__PROMPT__
Are you able to retype all the records below exactly?

__PROVIDED RECORDS__
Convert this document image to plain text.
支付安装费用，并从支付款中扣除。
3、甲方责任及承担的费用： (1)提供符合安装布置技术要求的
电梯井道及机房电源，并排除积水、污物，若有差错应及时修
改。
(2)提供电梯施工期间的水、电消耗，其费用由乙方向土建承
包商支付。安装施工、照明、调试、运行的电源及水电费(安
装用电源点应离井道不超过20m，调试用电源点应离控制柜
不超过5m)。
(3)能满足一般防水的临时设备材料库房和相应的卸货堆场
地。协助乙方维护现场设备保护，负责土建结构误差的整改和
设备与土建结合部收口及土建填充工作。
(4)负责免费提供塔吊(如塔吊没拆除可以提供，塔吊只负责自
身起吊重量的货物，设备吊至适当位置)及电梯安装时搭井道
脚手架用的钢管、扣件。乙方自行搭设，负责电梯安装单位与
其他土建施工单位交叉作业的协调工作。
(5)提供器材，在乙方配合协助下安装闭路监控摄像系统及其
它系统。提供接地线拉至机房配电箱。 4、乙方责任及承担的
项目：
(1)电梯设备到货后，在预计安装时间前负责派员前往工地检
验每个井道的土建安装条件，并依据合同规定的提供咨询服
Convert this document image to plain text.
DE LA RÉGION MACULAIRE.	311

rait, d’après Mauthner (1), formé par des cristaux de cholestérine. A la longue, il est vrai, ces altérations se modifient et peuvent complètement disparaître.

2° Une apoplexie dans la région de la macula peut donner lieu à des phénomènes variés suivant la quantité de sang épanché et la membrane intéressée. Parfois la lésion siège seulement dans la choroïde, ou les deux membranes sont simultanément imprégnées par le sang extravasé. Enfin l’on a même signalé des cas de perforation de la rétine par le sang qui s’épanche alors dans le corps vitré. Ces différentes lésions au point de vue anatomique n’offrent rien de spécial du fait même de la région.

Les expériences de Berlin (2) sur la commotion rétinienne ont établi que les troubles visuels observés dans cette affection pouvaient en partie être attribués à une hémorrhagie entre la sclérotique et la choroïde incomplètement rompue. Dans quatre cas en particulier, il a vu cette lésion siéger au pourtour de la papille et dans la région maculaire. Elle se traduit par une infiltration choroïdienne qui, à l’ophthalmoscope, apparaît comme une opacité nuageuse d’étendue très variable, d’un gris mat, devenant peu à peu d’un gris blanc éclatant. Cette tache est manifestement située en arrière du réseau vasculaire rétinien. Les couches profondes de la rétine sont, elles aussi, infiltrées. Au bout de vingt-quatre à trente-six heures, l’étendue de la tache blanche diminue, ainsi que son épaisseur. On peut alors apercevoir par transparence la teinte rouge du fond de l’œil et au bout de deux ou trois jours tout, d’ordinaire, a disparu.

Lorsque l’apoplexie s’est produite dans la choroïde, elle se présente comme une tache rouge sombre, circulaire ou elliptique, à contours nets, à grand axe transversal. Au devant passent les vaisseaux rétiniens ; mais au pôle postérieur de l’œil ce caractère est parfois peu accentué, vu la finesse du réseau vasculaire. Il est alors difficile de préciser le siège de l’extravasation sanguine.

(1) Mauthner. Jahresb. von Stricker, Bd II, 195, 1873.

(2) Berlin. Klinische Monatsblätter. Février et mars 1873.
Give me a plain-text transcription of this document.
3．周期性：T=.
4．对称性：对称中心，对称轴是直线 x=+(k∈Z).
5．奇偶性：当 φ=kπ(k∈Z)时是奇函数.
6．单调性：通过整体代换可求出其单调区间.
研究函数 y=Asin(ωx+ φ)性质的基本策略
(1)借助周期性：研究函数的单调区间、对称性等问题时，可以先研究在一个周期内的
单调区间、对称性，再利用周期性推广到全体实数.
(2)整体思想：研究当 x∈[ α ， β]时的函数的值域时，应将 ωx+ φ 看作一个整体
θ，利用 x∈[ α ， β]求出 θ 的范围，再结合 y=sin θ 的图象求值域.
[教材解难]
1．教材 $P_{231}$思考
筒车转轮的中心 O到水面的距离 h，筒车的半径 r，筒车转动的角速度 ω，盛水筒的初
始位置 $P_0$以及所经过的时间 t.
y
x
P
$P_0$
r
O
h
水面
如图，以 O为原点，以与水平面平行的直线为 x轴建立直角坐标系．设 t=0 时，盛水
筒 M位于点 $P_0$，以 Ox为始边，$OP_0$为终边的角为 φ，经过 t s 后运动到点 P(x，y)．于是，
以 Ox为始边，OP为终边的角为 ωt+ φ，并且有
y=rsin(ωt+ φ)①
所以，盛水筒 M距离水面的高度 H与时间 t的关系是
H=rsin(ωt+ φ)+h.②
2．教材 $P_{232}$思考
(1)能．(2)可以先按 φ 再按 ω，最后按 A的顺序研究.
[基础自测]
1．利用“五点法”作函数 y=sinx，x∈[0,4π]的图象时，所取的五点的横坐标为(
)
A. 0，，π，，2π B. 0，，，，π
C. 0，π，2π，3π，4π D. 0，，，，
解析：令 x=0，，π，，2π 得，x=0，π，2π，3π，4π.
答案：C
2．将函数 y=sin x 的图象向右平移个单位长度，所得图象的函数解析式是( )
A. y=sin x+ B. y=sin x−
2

__RESPONSE__
Convert this document image to plain text.
支付安装费用，并从支付款中扣除。
3、甲方责任及承担的费用： (1)提供符合安装布置技术要求的
电梯井道及机房电源，并排除积水、污物，若有差错应及时修
改。
(2)提供电梯施工期间的水、电消耗，其费用由乙方向土建承
包商支付。安装施工、照明、调试、运行的电源及水电费(安
装用电源点应离井道不超过20m，调试用电源点应离控制柜
不超过5m)。
(3)能满足一般防水的临时设备材料库房和相应的卸货堆场
地。协助乙方维护现场设备保护，负责土建结构误差的整改和
设备与土建结合部收口及土建填充工作。
(4)负责免费提供塔吊(如塔吊没拆除可以提供，塔吊只负责自
身起吊重量的货物，设备吊至适当位置)及电梯安装时搭井道
脚手架用的钢管、扣件。乙方自行搭设，负责电梯安装单位与
其他土建施工单位交叉作业的协调工作。
(5)提供器材，在乙方配合协助下安装闭路监控摄像系统及其
它系统。提供接地线拉至机房配电箱。 4、乙方责任及承担的
项目：
(1)电梯设备到货后，在预计安装时间前负责派员前往工地检
验每个井道的土建安装条件，并依据合同规定的提供咨询服
Convert this document image to plain text.
DE LA RÉGION MACULAIRE.	311

rait, d’après Mauthner (1), formé par des cristaux de cholestérine. A la longue, il est vrai, ces altérations se modifient et peuvent complètement disparaître.

2° Une apoplexie dans la région de la macula peut donner lieu à des phénomènes variés suivant la quantité de sang épanché et la membrane intéressée. Parfois la lésion siège seulement dans la choroïde, ou les deux membranes sont simultanément imprégnées par le sang extravasé. Enfin l’on a même signalé des cas de perforation de la rétine par le sang qui s’épanche alors dans le corps vitré. Ces différentes lésions au point de vue anatomique n’offrent rien de spécial du fait même de la région.

Les expériences de Berlin (2) sur la commotion rétinienne ont établi que les troubles visuels observés dans cette affection pouvaient en partie être attribués à une hémorrhagie entre la sclérotique et la choroïde incomplètement rompue. Dans quatre cas en particulier, il a vu cette lésion siéger au pourtour de la papille et dans la région maculaire. Elle se traduit par une infiltration choroïdienne qui, à l’ophthalmoscope, apparaît comme une opacité nuageuse d’étendue très variable, d’un gris mat, devenant peu à peu d’un gris blanc éclatant. Cette tache est manifestement située en arrière du réseau vasculaire rétinien. Les couches profondes de la rétine sont, elles aussi, infiltrées. Au bout de vingt-quatre à trente-six heures, l’étendue de la tache blanche diminue, ainsi que son épaisseur. On peut alors apercevoir par transparence la teinte rouge du fond de l’œil et au bout de deux ou trois jours tout, d’ordinaire, a disparu.

Lorsque l’apoplexie s’est produite dans la choroïde, elle se présente comme une tache rouge sombre, circulaire ou elliptique, à contours nets, à grand axe transversal. Au devant passent les vaisseaux rétiniens ; mais au pôle postérieur de l’œil ce caractère est parfois peu accentué, vu la finesse du réseau vasculaire. Il est alors difficile de préciser le siège de l’extravasation sanguine.

(1) Mauthner. Jahresb. von Stricker, Bd II, 195, 1873.

(2) Berlin. Klinische Monatsblätter. Février et mars 1873.
Give me a plain-text transcription of this document.
3．周期性：T=.
4．对称性：对称中心，对称轴是直线 x=+(k∈Z).
5．奇偶性：当 φ=kπ(k∈Z)时是奇函数.
6．单调性：通过整体代换可求出其单调区间.
研究函数 y=Asin(ωx+ φ)性质的基本策略
(1)借助周期性：研究函数的单调区间、对称性等问题时，可以先研究在一个周期内的
单调区间、对称性，再利用周期性推广到全体实数.
(2)整体思想：研究当 x∈[ α ， β]时的函数的值域时，应将 ωx+ φ 看作一个整体
θ，利用 x∈[ α ， β]求出 θ 的范围，再结合 y=sin θ 的图象求值域.
[教材解难]
1．教材 $P_{231}$思考
筒车转轮的中心 O到水面的距离 h，筒车的半径 r，筒车转动的角速度 ω，盛水筒的初
始位置 $P_0$以及所经过的时间 t.
y
x
P
$P_0$
r
O
h
水面
如图，以 O为原点，以与水平面平行的直线为 x轴建立直角坐标系．设 t=0 时，盛水
筒 M位于点 $P_0$，以 Ox为始边，$OP_0$为终边的角为 φ，经过 t s 后运动到点 P(x，y)．于是，
以 Ox为始边，OP为终边的角为 ωt+ φ，并且有
y=rsin(ωt+ φ)①
所以，盛水筒 M距离水面的高度 H与时间 t的关系是
H=rsin(ωt+ φ)+h.②
2．教材 $P_{232}$思考
(1)能．(2)可以先按 φ 再按 ω，最后按 A的顺序研究.
[基础自测]
1．利用“五点法”作函数 y=sinx，x∈[0,4π]的图象时，所取的五点的横坐标为(
)
A. 0，，π，，2π B. 0，，，，π
C. 0，π，2π，3π，4π D. 0，，，，
解析：令 x=0，，π，，2π 得，x=0，π，2π，3π，4π.
答案：C
2．将函数 y=sin x 的图象向右平移个单位长度，所得图象的函数解析式是( )
A. y=sin x+ B. y=sin x−
2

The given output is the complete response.